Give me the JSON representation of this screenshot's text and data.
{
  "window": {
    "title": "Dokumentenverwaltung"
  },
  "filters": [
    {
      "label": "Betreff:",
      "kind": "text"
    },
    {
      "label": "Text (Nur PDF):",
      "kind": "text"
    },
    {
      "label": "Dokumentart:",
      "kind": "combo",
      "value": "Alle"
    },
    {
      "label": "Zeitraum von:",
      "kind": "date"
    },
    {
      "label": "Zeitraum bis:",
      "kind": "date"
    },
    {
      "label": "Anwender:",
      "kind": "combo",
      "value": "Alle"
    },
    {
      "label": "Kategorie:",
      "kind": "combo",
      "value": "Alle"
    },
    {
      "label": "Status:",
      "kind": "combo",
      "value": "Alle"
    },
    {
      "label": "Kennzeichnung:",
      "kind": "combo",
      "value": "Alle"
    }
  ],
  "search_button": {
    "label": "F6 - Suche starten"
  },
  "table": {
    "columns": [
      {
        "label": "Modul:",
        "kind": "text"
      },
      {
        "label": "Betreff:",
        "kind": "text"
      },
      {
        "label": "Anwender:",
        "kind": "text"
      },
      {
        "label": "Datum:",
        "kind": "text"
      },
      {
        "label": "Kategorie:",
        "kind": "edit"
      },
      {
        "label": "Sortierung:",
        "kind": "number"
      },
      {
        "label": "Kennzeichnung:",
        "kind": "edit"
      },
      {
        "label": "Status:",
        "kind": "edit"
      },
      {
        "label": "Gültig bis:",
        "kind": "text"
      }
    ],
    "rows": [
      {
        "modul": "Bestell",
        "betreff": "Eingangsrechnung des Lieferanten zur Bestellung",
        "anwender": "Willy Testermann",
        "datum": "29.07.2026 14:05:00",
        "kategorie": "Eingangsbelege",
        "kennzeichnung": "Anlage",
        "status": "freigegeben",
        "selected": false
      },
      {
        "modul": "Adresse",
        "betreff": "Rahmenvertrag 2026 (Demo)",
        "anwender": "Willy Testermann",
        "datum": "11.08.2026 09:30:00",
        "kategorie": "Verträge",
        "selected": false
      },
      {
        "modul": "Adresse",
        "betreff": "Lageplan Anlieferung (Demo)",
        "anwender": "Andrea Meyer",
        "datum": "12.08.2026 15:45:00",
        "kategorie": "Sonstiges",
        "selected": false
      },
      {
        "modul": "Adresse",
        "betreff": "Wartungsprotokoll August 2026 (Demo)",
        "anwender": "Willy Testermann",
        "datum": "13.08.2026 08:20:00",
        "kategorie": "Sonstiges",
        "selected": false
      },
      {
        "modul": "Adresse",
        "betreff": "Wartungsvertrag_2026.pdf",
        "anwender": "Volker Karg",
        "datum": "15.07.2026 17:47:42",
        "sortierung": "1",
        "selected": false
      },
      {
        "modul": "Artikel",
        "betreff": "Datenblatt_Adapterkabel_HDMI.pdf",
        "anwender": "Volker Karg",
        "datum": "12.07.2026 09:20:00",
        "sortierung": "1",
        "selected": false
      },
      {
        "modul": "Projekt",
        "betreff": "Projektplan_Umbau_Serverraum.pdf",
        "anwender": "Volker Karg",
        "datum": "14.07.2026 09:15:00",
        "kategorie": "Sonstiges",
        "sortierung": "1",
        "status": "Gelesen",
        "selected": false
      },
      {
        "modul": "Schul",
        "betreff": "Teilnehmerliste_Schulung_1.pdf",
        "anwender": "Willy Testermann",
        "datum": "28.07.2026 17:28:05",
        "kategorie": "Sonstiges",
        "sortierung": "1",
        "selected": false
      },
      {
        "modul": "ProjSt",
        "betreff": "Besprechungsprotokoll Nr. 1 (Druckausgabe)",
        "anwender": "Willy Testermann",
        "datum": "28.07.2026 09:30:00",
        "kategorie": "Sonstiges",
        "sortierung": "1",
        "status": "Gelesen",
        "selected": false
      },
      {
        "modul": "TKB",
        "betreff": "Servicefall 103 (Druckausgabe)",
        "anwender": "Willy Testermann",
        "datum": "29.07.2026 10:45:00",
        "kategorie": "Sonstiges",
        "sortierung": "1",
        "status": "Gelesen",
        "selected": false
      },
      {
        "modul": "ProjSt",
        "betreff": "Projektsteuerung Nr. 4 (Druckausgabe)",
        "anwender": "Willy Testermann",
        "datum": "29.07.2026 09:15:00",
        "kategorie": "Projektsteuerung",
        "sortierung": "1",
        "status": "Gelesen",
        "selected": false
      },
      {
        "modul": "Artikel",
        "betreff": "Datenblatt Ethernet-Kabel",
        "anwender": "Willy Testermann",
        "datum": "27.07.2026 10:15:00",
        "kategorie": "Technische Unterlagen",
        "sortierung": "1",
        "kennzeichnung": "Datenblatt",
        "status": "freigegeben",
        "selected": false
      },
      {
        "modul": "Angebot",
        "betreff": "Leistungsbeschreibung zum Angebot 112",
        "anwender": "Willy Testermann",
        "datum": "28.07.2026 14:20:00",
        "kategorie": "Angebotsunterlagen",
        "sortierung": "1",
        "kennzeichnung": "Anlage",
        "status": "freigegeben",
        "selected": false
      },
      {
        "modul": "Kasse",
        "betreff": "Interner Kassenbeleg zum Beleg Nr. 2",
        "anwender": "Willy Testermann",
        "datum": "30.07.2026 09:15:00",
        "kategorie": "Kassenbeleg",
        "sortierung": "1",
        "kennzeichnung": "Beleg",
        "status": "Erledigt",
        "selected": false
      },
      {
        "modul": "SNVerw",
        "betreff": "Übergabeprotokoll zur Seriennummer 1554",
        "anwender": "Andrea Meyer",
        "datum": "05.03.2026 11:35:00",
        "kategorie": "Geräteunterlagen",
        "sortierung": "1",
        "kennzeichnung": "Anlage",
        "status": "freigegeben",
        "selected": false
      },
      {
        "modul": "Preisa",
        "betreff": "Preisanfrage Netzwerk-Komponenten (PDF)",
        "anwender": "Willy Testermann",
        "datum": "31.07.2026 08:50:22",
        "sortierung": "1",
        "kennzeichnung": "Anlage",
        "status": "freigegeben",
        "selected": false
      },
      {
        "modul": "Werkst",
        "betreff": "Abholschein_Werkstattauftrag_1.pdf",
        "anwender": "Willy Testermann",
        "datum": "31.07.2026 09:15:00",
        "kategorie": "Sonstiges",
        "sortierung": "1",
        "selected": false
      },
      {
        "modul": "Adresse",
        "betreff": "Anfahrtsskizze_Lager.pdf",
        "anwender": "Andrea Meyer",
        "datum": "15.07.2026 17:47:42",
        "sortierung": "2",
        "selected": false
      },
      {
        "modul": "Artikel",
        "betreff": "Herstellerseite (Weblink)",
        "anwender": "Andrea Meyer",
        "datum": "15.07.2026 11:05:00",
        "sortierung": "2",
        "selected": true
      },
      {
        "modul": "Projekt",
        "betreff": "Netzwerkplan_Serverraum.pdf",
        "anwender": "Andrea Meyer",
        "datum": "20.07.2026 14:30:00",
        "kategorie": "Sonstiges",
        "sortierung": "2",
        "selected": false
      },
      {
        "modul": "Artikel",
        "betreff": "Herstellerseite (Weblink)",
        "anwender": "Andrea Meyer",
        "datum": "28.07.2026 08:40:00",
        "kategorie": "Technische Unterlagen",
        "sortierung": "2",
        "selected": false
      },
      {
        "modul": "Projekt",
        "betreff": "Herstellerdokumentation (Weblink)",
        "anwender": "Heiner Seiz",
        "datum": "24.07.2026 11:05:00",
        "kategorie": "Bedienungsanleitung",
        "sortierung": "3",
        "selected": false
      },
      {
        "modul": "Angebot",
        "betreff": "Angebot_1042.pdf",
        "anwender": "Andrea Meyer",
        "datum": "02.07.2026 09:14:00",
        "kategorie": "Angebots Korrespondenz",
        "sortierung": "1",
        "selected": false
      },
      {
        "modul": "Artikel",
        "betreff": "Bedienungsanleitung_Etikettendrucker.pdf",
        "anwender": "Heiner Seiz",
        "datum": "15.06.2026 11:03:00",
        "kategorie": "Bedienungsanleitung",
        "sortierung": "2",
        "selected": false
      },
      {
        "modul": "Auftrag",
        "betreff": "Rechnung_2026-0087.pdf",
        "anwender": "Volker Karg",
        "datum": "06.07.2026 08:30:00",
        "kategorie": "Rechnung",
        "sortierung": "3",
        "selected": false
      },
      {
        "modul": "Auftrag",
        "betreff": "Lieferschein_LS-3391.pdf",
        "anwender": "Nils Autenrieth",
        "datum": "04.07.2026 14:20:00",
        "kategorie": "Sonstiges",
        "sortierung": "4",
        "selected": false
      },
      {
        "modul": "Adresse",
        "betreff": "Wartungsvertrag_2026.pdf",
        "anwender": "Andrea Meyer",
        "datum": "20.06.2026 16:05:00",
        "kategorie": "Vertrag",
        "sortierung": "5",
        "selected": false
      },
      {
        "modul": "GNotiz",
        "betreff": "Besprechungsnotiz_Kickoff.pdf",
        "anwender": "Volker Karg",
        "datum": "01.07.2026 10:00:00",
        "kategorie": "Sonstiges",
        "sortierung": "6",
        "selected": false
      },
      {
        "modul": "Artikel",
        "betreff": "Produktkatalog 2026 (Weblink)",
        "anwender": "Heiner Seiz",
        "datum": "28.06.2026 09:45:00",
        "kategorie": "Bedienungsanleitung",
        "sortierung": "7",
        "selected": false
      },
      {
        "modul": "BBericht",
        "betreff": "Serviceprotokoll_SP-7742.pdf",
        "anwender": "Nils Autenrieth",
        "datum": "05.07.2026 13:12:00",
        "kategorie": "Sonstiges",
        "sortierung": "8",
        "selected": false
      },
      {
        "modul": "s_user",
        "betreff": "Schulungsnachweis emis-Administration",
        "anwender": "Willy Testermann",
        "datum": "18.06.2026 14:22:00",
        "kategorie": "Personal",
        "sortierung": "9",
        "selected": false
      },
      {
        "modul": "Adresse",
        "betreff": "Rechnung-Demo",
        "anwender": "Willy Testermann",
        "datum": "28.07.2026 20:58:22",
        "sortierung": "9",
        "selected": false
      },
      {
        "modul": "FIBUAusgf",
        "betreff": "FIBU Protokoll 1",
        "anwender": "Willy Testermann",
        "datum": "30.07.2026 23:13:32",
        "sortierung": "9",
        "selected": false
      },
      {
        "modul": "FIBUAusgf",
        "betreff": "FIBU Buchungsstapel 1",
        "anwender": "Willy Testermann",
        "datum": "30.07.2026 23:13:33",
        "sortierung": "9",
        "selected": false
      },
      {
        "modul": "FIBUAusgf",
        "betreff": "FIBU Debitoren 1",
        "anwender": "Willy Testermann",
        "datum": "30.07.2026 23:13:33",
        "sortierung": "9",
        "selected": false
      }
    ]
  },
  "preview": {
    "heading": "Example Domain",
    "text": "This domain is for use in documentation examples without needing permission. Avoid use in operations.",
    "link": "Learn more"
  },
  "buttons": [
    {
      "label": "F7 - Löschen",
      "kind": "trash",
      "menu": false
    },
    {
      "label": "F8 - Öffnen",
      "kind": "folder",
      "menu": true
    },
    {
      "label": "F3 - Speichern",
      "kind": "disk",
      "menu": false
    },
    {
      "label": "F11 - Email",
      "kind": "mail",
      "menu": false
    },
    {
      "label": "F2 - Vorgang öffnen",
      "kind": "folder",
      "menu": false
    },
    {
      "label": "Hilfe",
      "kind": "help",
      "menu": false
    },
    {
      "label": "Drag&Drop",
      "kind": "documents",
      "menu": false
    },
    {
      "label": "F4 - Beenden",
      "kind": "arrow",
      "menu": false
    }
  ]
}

● EXERCISE
Take every line containing the word "Projektsteuerung" and copy it.

● RESPONSE FOR THIS EXERCISE
        "betreff": "Projektsteuerung Nr. 4 (Druckausgabe)",
        "kategorie": "Projektsteuerung",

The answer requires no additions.